Set down every record once more, exactly as given.

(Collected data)
---

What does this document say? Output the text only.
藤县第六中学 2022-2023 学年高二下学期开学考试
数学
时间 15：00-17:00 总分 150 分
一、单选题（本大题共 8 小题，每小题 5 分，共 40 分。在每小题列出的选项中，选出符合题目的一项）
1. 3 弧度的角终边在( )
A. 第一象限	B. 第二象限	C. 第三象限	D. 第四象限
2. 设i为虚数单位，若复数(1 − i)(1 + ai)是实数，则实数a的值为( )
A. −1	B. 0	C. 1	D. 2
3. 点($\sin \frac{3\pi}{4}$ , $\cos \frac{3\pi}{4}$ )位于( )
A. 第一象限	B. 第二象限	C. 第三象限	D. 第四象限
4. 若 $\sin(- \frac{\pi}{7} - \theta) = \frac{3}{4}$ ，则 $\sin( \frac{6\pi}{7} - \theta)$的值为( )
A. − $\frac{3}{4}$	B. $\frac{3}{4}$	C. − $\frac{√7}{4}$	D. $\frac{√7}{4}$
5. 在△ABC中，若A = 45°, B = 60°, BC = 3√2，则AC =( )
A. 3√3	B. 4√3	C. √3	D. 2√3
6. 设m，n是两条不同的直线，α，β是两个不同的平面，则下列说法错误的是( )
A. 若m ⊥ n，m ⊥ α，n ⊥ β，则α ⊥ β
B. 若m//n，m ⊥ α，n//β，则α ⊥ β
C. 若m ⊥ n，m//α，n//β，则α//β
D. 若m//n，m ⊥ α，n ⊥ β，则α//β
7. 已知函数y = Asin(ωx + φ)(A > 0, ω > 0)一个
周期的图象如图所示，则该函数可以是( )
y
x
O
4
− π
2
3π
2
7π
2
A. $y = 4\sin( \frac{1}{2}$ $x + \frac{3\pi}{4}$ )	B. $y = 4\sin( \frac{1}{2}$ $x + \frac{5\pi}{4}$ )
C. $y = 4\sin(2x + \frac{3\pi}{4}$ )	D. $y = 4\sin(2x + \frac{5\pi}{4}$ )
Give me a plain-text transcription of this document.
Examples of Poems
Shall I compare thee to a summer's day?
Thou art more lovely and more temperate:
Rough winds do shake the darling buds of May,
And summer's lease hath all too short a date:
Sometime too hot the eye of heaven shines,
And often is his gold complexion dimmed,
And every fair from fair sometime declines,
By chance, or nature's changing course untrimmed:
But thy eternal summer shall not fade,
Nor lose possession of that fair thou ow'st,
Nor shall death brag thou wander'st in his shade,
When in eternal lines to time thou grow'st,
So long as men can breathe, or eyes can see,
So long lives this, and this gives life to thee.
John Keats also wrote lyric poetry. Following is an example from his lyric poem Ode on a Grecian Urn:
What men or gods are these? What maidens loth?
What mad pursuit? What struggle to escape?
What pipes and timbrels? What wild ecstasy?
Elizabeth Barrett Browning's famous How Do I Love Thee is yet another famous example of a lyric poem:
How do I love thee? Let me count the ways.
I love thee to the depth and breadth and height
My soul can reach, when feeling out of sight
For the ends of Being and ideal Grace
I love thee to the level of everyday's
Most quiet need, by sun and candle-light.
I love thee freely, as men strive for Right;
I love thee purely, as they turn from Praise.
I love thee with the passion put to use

---

• [Problem solution]
What does this document say? Output the text only.
藤县第六中学 2022-2023 学年高二下学期开学考试
数学
时间 15：00-17:00 总分 150 分
一、单选题（本大题共 8 小题，每小题 5 分，共 40 分。在每小题列出的选项中，选出符合题目的一项）
1. 3 弧度的角终边在( )
A. 第一象限	B. 第二象限	C. 第三象限	D. 第四象限
2. 设i为虚数单位，若复数(1 − i)(1 + ai)是实数，则实数a的值为( )
A. −1	B. 0	C. 1	D. 2
3. 点($\sin \frac{3\pi}{4}$ , $\cos \frac{3\pi}{4}$ )位于( )
A. 第一象限	B. 第二象限	C. 第三象限	D. 第四象限
4. 若 $\sin(- \frac{\pi}{7} - \theta) = \frac{3}{4}$ ，则 $\sin( \frac{6\pi}{7} - \theta)$的值为( )
A. − $\frac{3}{4}$	B. $\frac{3}{4}$	C. − $\frac{√7}{4}$	D. $\frac{√7}{4}$
5. 在△ABC中，若A = 45°, B = 60°, BC = 3√2，则AC =( )
A. 3√3	B. 4√3	C. √3	D. 2√3
6. 设m，n是两条不同的直线，α，β是两个不同的平面，则下列说法错误的是( )
A. 若m ⊥ n，m ⊥ α，n ⊥ β，则α ⊥ β
B. 若m//n，m ⊥ α，n//β，则α ⊥ β
C. 若m ⊥ n，m//α，n//β，则α//β
D. 若m//n，m ⊥ α，n ⊥ β，则α//β
7. 已知函数y = Asin(ωx + φ)(A > 0, ω > 0)一个
周期的图象如图所示，则该函数可以是( )
y
x
O
4
− π
2
3π
2
7π
2
A. $y = 4\sin( \frac{1}{2}$ $x + \frac{3\pi}{4}$ )	B. $y = 4\sin( \frac{1}{2}$ $x + \frac{5\pi}{4}$ )
C. $y = 4\sin(2x + \frac{3\pi}{4}$ )	D. $y = 4\sin(2x + \frac{5\pi}{4}$ )
Give me a plain-text transcription of this document.
Examples of Poems
Shall I compare thee to a summer's day?
Thou art more lovely and more temperate:
Rough winds do shake the darling buds of May,
And summer's lease hath all too short a date:
Sometime too hot the eye of heaven shines,
And often is his gold complexion dimmed,
And every fair from fair sometime declines,
By chance, or nature's changing course untrimmed:
But thy eternal summer shall not fade,
Nor lose possession of that fair thou ow'st,
Nor shall death brag thou wander'st in his shade,
When in eternal lines to time thou grow'st,
So long as men can breathe, or eyes can see,
So long lives this, and this gives life to thee.
John Keats also wrote lyric poetry. Following is an example from his lyric poem Ode on a Grecian Urn:
What men or gods are these? What maidens loth?
What mad pursuit? What struggle to escape?
What pipes and timbrels? What wild ecstasy?
Elizabeth Barrett Browning's famous How Do I Love Thee is yet another famous example of a lyric poem:
How do I love thee? Let me count the ways.
I love thee to the depth and breadth and height
My soul can reach, when feeling out of sight
For the ends of Being and ideal Grace
I love thee to the level of everyday's
Most quiet need, by sun and candle-light.
I love thee freely, as men strive for Right;
I love thee purely, as they turn from Praise.
I love thee with the passion put to use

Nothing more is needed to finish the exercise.